Stored data entries:
----

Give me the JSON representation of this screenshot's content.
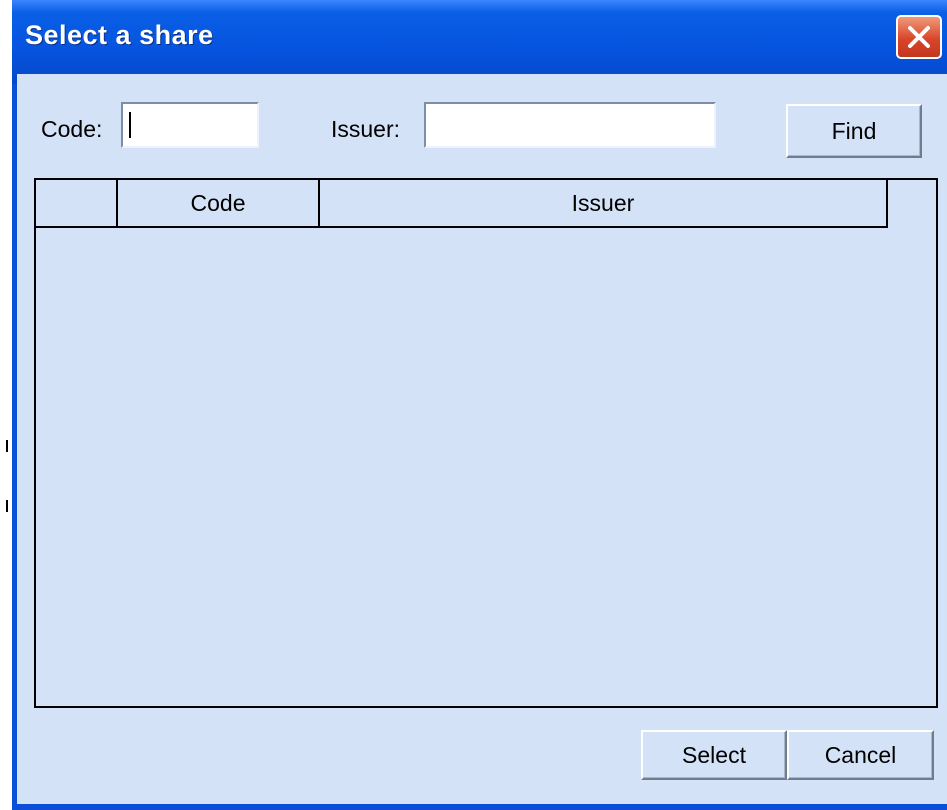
{
  "window": {
    "title": "Select a share"
  },
  "search": {
    "code_label": "Code:",
    "code_value": "",
    "issuer_label": "Issuer:",
    "issuer_value": "",
    "find_label": "Find"
  },
  "table": {
    "columns": [
      "",
      "Code",
      "Issuer"
    ],
    "rows": []
  },
  "footer": {
    "select_label": "Select",
    "cancel_label": "Cancel"
  },
  "colors": {
    "title_bar": "#0a5fe6",
    "client_bg": "#d4e2f7",
    "close_button": "#d9462a"
  }
}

----

Keep only the lines that hold the string "Select", and copy them out.

TASK RESULT |
    "title": "Select a share"
    "select_label": "Select",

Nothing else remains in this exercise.